▶ [INSTRUCTIONS FOR THE TASK]
Wherever a line below holds the word "воды", copy that line.

[Stored items]
────────────────

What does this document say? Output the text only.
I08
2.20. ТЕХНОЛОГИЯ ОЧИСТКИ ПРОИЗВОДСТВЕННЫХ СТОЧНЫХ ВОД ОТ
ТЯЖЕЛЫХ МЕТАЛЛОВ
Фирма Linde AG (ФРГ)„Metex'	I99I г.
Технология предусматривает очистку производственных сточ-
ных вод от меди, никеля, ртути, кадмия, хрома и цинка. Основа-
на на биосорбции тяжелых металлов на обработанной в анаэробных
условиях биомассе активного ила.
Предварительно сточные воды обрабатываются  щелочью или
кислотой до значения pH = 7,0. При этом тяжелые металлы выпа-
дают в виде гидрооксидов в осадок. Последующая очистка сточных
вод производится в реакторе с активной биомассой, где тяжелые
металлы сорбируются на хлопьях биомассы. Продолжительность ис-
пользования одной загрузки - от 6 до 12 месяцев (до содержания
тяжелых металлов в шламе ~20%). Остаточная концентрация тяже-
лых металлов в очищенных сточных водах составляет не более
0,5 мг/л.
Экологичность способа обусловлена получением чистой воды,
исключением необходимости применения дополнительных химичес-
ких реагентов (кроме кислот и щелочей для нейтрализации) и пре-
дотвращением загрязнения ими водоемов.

────────────────

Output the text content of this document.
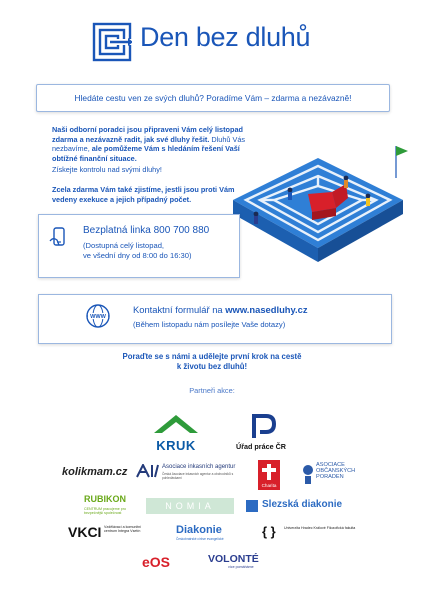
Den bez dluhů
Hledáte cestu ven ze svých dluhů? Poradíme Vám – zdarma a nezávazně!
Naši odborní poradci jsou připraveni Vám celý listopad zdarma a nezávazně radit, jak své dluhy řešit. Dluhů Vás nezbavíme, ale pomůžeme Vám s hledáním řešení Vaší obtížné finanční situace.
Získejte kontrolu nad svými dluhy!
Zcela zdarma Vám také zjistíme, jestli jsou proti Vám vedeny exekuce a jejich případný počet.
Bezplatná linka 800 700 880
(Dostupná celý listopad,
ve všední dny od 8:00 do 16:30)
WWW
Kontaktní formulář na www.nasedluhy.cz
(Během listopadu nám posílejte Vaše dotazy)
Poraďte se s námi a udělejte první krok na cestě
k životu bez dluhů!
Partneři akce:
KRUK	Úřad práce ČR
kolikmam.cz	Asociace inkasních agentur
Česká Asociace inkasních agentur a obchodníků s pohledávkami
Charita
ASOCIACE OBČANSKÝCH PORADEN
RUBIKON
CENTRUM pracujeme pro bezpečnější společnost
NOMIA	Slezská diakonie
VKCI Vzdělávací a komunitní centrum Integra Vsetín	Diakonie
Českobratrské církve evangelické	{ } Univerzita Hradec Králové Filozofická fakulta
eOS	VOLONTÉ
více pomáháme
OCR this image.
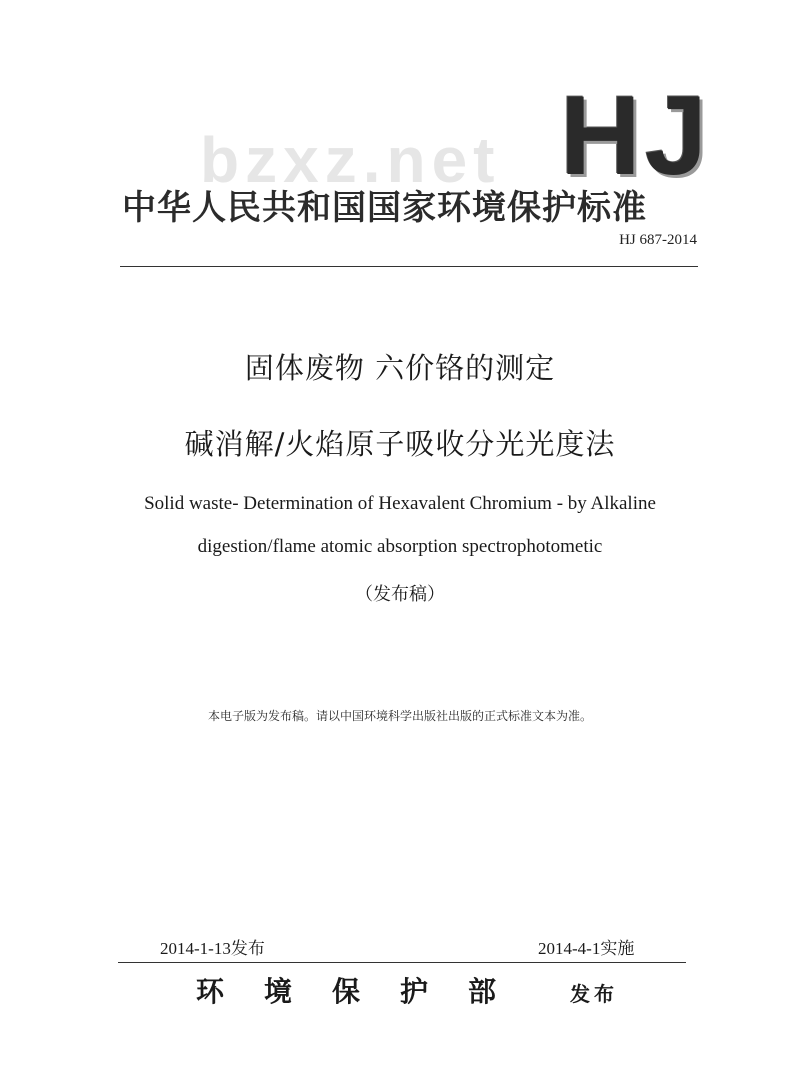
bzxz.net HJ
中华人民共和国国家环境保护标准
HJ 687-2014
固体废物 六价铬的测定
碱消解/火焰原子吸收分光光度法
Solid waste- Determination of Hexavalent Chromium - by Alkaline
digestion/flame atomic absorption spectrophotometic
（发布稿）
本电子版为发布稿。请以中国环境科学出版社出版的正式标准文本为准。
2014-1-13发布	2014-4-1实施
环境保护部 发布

────────────────

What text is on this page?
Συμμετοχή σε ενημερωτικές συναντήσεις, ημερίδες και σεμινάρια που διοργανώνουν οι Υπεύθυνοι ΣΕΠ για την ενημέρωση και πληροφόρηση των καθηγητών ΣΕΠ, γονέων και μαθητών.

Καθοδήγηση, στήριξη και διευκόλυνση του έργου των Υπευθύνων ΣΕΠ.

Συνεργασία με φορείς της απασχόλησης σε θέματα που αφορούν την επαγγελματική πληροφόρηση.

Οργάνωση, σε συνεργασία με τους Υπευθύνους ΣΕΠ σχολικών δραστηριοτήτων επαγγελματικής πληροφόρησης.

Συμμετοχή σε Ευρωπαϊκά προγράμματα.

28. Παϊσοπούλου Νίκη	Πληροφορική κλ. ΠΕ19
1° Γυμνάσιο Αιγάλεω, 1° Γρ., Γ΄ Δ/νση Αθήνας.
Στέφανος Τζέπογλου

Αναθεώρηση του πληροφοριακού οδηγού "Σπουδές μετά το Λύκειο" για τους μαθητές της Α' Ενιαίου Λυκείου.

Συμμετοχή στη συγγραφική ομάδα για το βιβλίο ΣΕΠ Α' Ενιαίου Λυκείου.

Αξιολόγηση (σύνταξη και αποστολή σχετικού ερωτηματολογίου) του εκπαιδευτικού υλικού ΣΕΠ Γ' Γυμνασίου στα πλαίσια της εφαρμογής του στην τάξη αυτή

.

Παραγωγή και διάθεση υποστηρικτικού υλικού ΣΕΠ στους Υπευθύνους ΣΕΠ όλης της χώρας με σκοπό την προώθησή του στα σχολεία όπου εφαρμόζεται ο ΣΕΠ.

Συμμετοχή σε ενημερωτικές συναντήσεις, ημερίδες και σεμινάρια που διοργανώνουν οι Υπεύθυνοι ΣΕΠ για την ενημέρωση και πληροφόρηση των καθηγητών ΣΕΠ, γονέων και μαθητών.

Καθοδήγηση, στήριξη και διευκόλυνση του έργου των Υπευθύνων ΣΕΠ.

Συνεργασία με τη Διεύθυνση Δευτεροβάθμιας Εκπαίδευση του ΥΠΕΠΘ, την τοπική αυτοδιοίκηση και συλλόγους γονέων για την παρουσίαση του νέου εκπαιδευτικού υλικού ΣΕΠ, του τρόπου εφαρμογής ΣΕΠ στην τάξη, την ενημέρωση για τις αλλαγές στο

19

────────────────

▶ [RESPONSE TO THE TASK]
Предварительно сточные воды обрабатываются  щелочью или
Экологичность способа обусловлена получением чистой воды,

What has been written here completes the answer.